● Okuma metni

▼

Röportaj: Hakan Özbek
Twitter: @gormoti
Bazılarımız Meryem Gültabak’ı Kanal D’nin sevilen dizisi Meryem’den, bazılarımız ise Küsurat Yayınları’ndan çıkan romanı Aurora’nın İlk Öpücüğü’nden tanıyor. Televizyonda daha çok reklam izlemeyi seven birisi olarak ben onu kitabından tanıma fırsatı buldum. Bir ergenlik hikayesini de bu kadar seveceğimi tahmin etmemiştim ancak kendimi Aurora Hannigan karakterinin çevresinde yaşananlarla kendi ergenliğime doğru yelken açarken buldum. Hemen herkesin severek ve sıkılmadan okuyacağı bu romanda bazen Aurora’ya sinirlenmekten kendimi alamasam da, durup kendi geçmişime bakınca ‘boşver’ dedim, tadını çıkar.
Şimdi sözü Aurora Hannigan ile hayatımıza giren ve gelecekte kaleme alacağı yeni hikayeleri merakla beklediğimiz Meryem Gültabak’a sözü bırakıyorum.

▲

● Verilen malzeme
▼

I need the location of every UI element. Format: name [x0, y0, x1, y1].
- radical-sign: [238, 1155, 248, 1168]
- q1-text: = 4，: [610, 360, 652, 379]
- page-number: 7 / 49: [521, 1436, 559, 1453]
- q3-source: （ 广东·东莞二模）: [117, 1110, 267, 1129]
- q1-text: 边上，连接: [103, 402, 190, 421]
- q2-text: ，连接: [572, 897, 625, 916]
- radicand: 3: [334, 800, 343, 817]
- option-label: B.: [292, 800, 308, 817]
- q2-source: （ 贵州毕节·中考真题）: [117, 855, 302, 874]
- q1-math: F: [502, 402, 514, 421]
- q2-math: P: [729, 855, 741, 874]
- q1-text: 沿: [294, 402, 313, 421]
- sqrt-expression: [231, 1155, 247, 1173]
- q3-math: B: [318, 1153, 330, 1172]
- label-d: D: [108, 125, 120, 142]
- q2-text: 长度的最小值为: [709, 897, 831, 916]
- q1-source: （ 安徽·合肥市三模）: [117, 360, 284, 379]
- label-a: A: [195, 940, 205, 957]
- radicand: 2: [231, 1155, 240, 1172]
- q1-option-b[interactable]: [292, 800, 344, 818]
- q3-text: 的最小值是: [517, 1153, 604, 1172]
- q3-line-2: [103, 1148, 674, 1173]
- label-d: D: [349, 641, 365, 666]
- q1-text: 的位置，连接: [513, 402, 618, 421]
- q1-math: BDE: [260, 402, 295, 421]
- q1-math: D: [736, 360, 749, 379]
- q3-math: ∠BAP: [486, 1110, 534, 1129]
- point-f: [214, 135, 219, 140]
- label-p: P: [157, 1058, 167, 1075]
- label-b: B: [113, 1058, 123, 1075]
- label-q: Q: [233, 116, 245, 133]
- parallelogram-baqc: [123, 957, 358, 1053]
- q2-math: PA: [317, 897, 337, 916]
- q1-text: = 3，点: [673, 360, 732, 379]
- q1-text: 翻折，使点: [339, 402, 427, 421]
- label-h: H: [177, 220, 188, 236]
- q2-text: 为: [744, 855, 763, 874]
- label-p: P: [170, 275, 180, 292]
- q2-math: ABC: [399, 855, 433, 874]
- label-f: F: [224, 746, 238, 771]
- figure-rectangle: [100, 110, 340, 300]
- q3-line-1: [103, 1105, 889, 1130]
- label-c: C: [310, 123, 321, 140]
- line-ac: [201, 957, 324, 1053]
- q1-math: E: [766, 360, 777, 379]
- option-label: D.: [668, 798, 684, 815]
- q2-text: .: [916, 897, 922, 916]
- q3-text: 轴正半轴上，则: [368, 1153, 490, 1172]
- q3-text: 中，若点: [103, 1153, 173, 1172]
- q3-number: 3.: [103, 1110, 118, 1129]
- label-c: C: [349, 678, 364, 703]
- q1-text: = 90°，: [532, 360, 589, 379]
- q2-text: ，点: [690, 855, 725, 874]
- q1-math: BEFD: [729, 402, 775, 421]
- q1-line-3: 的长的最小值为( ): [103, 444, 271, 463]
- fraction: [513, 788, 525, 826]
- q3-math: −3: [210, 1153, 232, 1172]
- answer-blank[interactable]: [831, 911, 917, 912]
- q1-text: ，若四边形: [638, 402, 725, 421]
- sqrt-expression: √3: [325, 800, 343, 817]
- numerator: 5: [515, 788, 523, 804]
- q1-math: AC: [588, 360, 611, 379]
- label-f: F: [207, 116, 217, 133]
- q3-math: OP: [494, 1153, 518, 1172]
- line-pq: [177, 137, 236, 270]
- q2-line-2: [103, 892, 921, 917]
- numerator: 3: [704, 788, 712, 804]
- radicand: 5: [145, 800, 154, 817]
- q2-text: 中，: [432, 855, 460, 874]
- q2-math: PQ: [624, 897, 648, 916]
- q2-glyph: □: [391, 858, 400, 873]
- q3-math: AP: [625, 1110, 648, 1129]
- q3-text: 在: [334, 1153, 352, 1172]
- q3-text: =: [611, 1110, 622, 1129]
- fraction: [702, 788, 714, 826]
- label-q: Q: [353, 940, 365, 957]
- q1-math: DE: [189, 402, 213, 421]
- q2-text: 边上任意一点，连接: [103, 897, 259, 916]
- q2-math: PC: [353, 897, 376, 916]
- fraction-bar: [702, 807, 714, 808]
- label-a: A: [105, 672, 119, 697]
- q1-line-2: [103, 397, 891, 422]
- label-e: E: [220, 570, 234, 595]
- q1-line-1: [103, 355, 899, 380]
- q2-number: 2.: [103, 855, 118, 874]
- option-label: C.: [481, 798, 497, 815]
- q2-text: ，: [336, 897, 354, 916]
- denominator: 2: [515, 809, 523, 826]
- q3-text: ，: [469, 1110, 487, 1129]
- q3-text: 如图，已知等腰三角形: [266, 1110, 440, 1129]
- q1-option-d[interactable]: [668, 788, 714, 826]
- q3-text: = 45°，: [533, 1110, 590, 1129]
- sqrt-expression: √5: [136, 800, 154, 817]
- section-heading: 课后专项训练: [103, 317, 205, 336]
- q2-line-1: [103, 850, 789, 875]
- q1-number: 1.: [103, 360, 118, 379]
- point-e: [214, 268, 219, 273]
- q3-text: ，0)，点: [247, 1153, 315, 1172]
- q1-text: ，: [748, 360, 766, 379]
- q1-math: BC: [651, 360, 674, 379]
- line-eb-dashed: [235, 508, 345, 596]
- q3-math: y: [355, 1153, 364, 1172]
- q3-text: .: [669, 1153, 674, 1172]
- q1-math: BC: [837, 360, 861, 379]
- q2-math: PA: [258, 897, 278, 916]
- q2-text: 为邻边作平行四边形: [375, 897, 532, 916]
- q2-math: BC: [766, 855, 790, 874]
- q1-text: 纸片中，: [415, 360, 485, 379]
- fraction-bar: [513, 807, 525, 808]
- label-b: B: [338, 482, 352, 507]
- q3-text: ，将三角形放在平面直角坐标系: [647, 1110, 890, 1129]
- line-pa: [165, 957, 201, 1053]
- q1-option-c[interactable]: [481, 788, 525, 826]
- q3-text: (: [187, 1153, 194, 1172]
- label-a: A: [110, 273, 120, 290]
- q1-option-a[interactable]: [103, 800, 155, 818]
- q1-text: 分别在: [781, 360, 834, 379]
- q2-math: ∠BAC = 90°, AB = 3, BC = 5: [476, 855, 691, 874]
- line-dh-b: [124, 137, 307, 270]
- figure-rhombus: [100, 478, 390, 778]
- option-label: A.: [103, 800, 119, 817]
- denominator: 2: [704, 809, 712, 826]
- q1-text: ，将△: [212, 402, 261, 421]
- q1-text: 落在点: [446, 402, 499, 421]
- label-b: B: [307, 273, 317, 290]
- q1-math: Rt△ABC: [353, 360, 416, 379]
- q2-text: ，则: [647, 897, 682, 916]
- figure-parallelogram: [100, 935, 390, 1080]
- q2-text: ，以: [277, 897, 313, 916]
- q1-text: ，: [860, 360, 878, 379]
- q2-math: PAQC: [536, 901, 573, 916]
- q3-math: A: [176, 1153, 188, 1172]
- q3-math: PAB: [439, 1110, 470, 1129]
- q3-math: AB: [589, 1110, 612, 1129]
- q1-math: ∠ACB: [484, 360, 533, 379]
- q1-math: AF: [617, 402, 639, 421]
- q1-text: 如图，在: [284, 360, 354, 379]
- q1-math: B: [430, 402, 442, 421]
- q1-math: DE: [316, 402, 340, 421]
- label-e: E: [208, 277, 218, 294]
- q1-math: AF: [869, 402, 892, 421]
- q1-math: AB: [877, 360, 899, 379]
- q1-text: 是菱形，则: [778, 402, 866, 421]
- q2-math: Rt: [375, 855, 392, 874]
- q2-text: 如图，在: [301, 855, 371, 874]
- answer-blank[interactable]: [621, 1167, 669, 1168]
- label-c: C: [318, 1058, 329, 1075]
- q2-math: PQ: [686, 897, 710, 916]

▲

● Görevler
**a)** Okuma metnindeki "Röportaj: Hakan Özbek" sözlerinden "dedim, tadını çıkar." sözlerine kadar olan kısmı hiç değiştirmeden yazıya geçir.
**b)** Okuma metnine göre Aurora'nın İlk Öpücüğü romanı hangi yayınevinden çıkmış?
**c)** Okuma metninde "Bazılarımız Meryem Gültabak'ı" diye başlayan paragrafı, ana bilgileri koruyarak daha kısa anlat.

● Görev görev çözümler
**a)**
Röportaj: Hakan Özbek
Twitter: @gormoti
Bazılarımız Meryem Gültabak’ı Kanal D’nin sevilen dizisi Meryem’den, bazılarımız ise Küsurat Yayınları’ndan çıkan romanı Aurora’nın İlk Öpücüğü’nden tanıyor. Televizyonda daha çok reklam izlemeyi seven birisi olarak ben onu kitabından tanıma fırsatı buldum. Bir ergenlik hikayesini de bu kadar seveceğimi tahmin etmemiştim ancak kendimi Aurora Hannigan karakterinin çevresinde yaşananlarla kendi ergenliğime doğru yelken açarken buldum. Hemen herkesin severek ve sıkılmadan okuyacağı bu romanda bazen Aurora’ya sinirlenmekten kendimi alamasam da, durup kendi geçmişime bakınca ‘boşver’ dedim, tadını çıkar.

**b)** Küsurat Yayınları'ndan.

**c)** Meryem Gültabak'ı kimi Kanal D'nin dizisi Meryem'den, kimi de Küsurat Yayınları'ndan çıkan romanı Aurora'nın İlk Öpücüğü'nden tanıyor. Metni yazan kişi onu kitabından tanımış. Bir ergenlik hikayesini bu kadar seveceğini beklemiyormuş ama Aurora Hannigan'ın çevresinde yaşananlarla kendi ergenliğine dönmüş. Hemen herkesin severek ve sıkılmadan okuyacağı bu romanda zaman zaman Aurora'ya sinirlenmiş. Yine de kendi geçmişine bakınca okumanın tadını çıkarmış.